Task to carry out
Transcribe each line of the material as it is, and drop any picture.

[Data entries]
==========

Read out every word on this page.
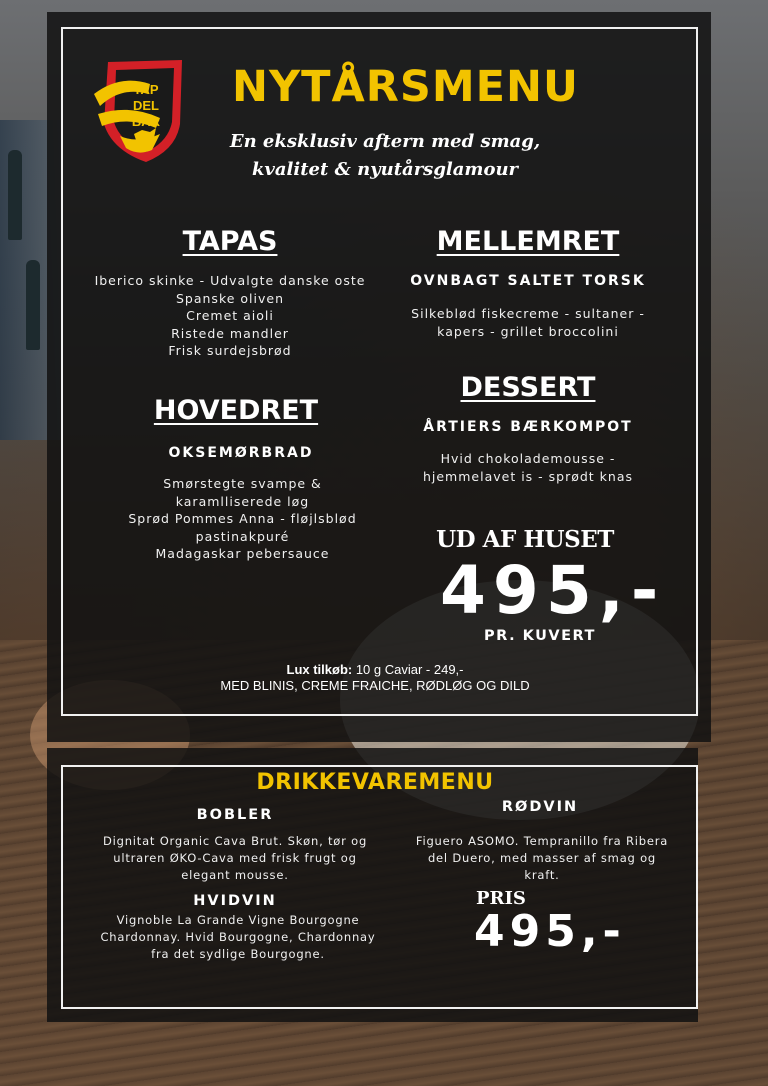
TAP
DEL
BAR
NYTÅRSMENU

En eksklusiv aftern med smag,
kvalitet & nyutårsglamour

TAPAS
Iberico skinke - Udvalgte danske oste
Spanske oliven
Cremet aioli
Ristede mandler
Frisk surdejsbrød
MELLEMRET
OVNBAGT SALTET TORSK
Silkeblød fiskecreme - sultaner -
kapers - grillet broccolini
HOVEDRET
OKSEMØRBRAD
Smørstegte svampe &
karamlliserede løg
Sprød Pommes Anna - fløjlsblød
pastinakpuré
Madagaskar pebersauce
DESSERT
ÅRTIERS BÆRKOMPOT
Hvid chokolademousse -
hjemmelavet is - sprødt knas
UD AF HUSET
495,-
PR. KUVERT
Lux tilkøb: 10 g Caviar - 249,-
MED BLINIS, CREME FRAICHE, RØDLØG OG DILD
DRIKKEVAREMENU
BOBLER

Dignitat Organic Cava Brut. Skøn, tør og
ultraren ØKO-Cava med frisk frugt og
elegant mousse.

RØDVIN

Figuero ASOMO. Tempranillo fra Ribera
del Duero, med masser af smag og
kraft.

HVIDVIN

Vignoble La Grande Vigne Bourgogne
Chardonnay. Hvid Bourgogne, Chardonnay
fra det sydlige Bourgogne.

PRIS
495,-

==========

Output of the task
Read out every word on this page.
TAP
DEL
BAR
NYTÅRSMENU

En eksklusiv aftern med smag,
kvalitet & nyutårsglamour

TAPAS
Iberico skinke - Udvalgte danske oste
Spanske oliven
Cremet aioli
Ristede mandler
Frisk surdejsbrød
MELLEMRET
OVNBAGT SALTET TORSK
Silkeblød fiskecreme - sultaner -
kapers - grillet broccolini
HOVEDRET
OKSEMØRBRAD
Smørstegte svampe &
karamlliserede løg
Sprød Pommes Anna - fløjlsblød
pastinakpuré
Madagaskar pebersauce
DESSERT
ÅRTIERS BÆRKOMPOT
Hvid chokolademousse -
hjemmelavet is - sprødt knas
UD AF HUSET
495,-
PR. KUVERT
Lux tilkøb: 10 g Caviar - 249,-
MED BLINIS, CREME FRAICHE, RØDLØG OG DILD
DRIKKEVAREMENU
BOBLER

Dignitat Organic Cava Brut. Skøn, tør og
ultraren ØKO-Cava med frisk frugt og
elegant mousse.

RØDVIN

Figuero ASOMO. Tempranillo fra Ribera
del Duero, med masser af smag og
kraft.

HVIDVIN

Vignoble La Grande Vigne Bourgogne
Chardonnay. Hvid Bourgogne, Chardonnay
fra det sydlige Bourgogne.

PRIS
495,-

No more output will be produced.